**TEXTE**.
----------------

L’arbre à café, source de tous les bienfaits pour les paysans du Yunnan. swissinfo.ch

La province la plus pauvre de Chine, le Yunnan, est devenue l’eldorado des planteurs de café. Présent depuis plus de 20 ans sur ce marché, Nestlé y commerce directement avec les producteurs. Leurs grains d’arabica se retrouvent dans le Nescafé des consommateurs suisses.

Dans le Yunnan, la fièvre du café a frappé les cultivateurs. A Pu’er, capitale chinoise du thé, les champs d’arabica font fureur. Ils garantissent à leurs propriétaires des revenus dont ils n’osaient rêver il y a peu encore. Nestlé y est pour quelque chose. Le géant agro-alimentaire veveysan est présent dans le Yunnan depuis une vingtaine d’années. Son bureau local achète un cinquième de la production de café de la province. 10’500 tonnes la saison passée.

A 55 ans, la paysanne Fu Zhao pose devant sa maison neuve, qui jouxte l’ancienne. «Avant on n’avait pas la télé, pas de machine à laver, pas de frigo. Maintenant, on a tout», s’extasie-t-elle, en ajoutant que sa famille possède «3 ou 4 voitures», avant d’éclater de rire.

Cette prospérité inespérée, elle et sa famille la doivent au «patron belge» arrivé chez eux il y a quelques années, et qui leur a appris à planter le café. Cet Occidental, c’était le père de Wouter de Smet, qui dirige aujourd’hui la petite agence Nestlé de Pu’er et ses 8 employés.

Gagner dix fois plus qu’avant

Plus loin dans les collines, un autre paysan comblé fait visiter la maison qu’il vient de faire construire. Elle lui a coûté 60’000 francs, une télévision à écran plat de 52 pouces trône au milieu du salon. «Avec le café, je fais 15’000 francs de profit net par année», explique Zhang Hui, qui précise que «c’est dix fois plus qu’avant», lorsqu’il plantait le maïs.

Les rendements du café lui ont permis d’investir dans les terres. Il en possède désormais 3,33 hectares. Un autre jeune fermier – Fan Qi Zuo, rencontré à Pu’er – dit louer la même surface et réaliser un bénéfice de près de 10’000 francs. Lui ne vend pas à Nestlé, mais vit très confortablement quand même.

----------------

**DONNÉES FOURNIES**.
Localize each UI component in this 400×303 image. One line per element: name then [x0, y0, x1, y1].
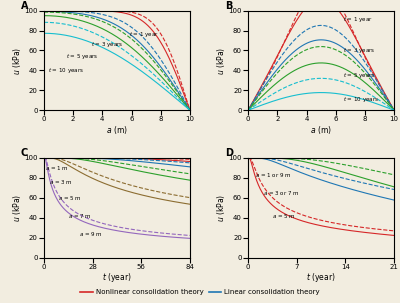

----------------

**CONSIGNE**. Recopiez le passage de l'article sur le café du Yunnan qui commence par «La province la» et se poursuit jusqu'à «des consommateurs suisses.». Ces données forment un ensemble distinct du texte.

**RÉPONSE**.
La province la plus pauvre de Chine, le Yunnan, est devenue l’eldorado des planteurs de café. Présent depuis plus de 20 ans sur ce marché, Nestlé y commerce directement avec les producteurs. Leurs grains d’arabica se retrouvent dans le Nescafé des consommateurs suisses.